▸ Exercise
Copy out all the lines in the records that include the word "kemudian".

#### Given records ####

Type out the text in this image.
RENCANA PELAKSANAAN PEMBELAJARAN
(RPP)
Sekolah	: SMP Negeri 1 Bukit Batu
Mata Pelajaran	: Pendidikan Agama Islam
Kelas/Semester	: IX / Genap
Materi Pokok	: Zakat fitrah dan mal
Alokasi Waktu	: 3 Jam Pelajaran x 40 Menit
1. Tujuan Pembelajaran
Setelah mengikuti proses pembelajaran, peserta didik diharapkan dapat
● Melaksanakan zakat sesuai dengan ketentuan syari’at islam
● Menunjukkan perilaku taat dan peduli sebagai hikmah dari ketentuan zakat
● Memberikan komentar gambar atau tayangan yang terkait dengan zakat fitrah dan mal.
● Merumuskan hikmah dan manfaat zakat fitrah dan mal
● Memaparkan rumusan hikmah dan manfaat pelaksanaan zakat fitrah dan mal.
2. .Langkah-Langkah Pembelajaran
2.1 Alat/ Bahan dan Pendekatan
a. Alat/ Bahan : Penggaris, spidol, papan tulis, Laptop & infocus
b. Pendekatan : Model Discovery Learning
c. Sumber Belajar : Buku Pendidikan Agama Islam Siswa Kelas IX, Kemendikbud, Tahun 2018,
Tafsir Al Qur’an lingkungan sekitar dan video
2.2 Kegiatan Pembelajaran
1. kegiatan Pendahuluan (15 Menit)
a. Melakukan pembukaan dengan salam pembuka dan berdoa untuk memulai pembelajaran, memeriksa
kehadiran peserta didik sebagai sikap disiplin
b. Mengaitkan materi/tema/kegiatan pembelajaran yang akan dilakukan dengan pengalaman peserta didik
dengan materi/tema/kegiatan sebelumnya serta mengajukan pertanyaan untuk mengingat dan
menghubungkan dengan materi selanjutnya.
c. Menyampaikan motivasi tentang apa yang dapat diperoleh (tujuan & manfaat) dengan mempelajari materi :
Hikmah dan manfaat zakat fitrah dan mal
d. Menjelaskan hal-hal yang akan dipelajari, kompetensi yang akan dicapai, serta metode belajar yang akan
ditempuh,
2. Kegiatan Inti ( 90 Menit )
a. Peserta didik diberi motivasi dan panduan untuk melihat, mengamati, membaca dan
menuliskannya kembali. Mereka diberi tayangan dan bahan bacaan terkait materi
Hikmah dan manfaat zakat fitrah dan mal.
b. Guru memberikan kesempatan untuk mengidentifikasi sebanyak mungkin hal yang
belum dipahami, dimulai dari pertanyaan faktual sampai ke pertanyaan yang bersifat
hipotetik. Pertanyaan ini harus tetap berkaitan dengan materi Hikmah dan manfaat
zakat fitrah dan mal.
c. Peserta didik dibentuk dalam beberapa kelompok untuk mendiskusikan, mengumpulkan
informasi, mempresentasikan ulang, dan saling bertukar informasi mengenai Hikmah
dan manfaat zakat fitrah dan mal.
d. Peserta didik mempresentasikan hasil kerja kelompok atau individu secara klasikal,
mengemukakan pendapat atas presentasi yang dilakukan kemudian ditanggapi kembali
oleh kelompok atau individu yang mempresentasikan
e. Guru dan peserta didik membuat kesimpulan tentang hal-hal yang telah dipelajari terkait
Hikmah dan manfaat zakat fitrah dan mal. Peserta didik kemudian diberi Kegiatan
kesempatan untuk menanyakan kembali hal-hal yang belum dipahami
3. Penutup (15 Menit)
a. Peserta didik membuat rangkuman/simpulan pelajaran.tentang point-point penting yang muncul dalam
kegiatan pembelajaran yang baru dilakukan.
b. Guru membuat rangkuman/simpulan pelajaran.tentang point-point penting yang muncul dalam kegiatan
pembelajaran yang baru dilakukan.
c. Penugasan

####

▸ Result for this exercise
mengemukakan pendapat atas presentasi yang dilakukan kemudian ditanggapi kembali
Hikmah dan manfaat zakat fitrah dan mal. Peserta didik kemudian diberi Kegiatan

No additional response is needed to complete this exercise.